> **Problem description**
Leave out the pictures and transcribe the rest of the records exactly.
═════ Supplied entries ═════
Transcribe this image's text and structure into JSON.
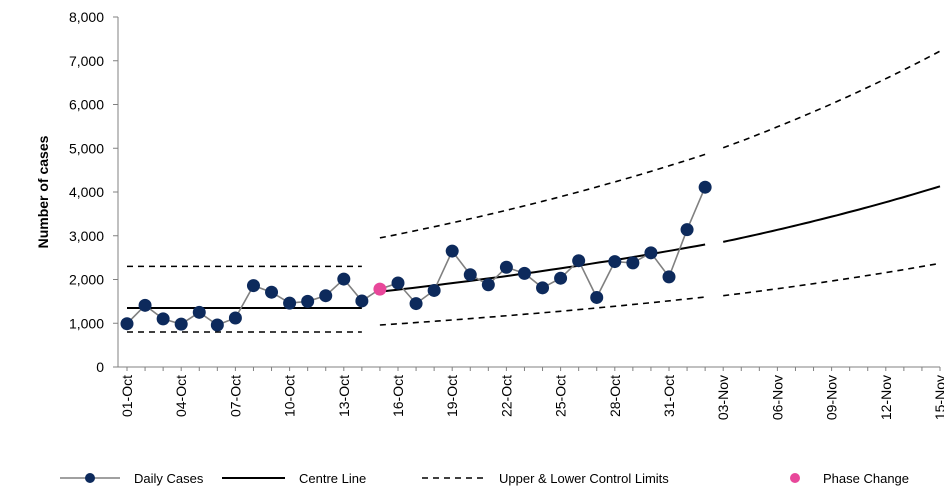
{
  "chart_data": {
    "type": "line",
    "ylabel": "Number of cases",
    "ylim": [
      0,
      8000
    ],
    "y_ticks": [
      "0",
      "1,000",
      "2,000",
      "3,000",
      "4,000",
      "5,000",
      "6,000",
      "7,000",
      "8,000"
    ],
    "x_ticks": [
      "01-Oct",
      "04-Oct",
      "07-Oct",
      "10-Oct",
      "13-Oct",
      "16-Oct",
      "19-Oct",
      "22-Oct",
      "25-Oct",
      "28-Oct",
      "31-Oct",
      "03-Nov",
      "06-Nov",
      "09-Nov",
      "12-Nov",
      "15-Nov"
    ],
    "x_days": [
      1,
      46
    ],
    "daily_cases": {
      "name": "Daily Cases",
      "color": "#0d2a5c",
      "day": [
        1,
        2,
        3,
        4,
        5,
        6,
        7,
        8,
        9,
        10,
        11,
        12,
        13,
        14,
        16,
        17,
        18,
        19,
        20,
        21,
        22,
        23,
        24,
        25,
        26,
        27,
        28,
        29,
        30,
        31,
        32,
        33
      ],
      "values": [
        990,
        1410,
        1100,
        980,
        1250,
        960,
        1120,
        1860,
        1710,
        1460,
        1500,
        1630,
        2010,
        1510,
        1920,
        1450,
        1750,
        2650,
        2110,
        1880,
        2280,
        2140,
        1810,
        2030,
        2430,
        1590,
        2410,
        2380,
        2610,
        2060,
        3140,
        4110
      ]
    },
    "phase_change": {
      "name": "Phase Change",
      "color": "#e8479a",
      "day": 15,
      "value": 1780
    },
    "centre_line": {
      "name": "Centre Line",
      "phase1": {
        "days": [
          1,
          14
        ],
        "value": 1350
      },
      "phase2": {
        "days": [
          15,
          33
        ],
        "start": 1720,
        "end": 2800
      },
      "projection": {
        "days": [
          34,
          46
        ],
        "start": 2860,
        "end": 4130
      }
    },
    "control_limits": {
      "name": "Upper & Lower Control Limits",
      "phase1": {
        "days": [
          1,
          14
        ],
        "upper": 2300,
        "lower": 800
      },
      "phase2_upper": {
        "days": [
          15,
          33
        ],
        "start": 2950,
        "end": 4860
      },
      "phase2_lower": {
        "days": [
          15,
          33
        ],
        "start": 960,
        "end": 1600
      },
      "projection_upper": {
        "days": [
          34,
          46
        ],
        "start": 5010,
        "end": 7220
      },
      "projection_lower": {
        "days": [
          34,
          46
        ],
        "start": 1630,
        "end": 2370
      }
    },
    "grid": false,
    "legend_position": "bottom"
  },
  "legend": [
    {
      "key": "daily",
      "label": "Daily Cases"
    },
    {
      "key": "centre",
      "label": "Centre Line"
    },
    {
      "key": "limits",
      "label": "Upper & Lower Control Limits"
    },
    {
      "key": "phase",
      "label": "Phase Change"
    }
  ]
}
═════
> **Response to the exercise**
Transcribe this image's text and structure into JSON.
{
  "chart_data": {
    "type": "line",
    "ylabel": "Number of cases",
    "ylim": [
      0,
      8000
    ],
    "y_ticks": [
      "0",
      "1,000",
      "2,000",
      "3,000",
      "4,000",
      "5,000",
      "6,000",
      "7,000",
      "8,000"
    ],
    "x_ticks": [
      "01-Oct",
      "04-Oct",
      "07-Oct",
      "10-Oct",
      "13-Oct",
      "16-Oct",
      "19-Oct",
      "22-Oct",
      "25-Oct",
      "28-Oct",
      "31-Oct",
      "03-Nov",
      "06-Nov",
      "09-Nov",
      "12-Nov",
      "15-Nov"
    ],
    "x_days": [
      1,
      46
    ],
    "daily_cases": {
      "name": "Daily Cases",
      "color": "#0d2a5c",
      "day": [
        1,
        2,
        3,
        4,
        5,
        6,
        7,
        8,
        9,
        10,
        11,
        12,
        13,
        14,
        16,
        17,
        18,
        19,
        20,
        21,
        22,
        23,
        24,
        25,
        26,
        27,
        28,
        29,
        30,
        31,
        32,
        33
      ],
      "values": [
        990,
        1410,
        1100,
        980,
        1250,
        960,
        1120,
        1860,
        1710,
        1460,
        1500,
        1630,
        2010,
        1510,
        1920,
        1450,
        1750,
        2650,
        2110,
        1880,
        2280,
        2140,
        1810,
        2030,
        2430,
        1590,
        2410,
        2380,
        2610,
        2060,
        3140,
        4110
      ]
    },
    "phase_change": {
      "name": "Phase Change",
      "color": "#e8479a",
      "day": 15,
      "value": 1780
    },
    "centre_line": {
      "name": "Centre Line",
      "phase1": {
        "days": [
          1,
          14
        ],
        "value": 1350
      },
      "phase2": {
        "days": [
          15,
          33
        ],
        "start": 1720,
        "end": 2800
      },
      "projection": {
        "days": [
          34,
          46
        ],
        "start": 2860,
        "end": 4130
      }
    },
    "control_limits": {
      "name": "Upper & Lower Control Limits",
      "phase1": {
        "days": [
          1,
          14
        ],
        "upper": 2300,
        "lower": 800
      },
      "phase2_upper": {
        "days": [
          15,
          33
        ],
        "start": 2950,
        "end": 4860
      },
      "phase2_lower": {
        "days": [
          15,
          33
        ],
        "start": 960,
        "end": 1600
      },
      "projection_upper": {
        "days": [
          34,
          46
        ],
        "start": 5010,
        "end": 7220
      },
      "projection_lower": {
        "days": [
          34,
          46
        ],
        "start": 1630,
        "end": 2370
      }
    },
    "grid": false,
    "legend_position": "bottom"
  },
  "legend": [
    {
      "key": "daily",
      "label": "Daily Cases"
    },
    {
      "key": "centre",
      "label": "Centre Line"
    },
    {
      "key": "limits",
      "label": "Upper & Lower Control Limits"
    },
    {
      "key": "phase",
      "label": "Phase Change"
    }
  ]
}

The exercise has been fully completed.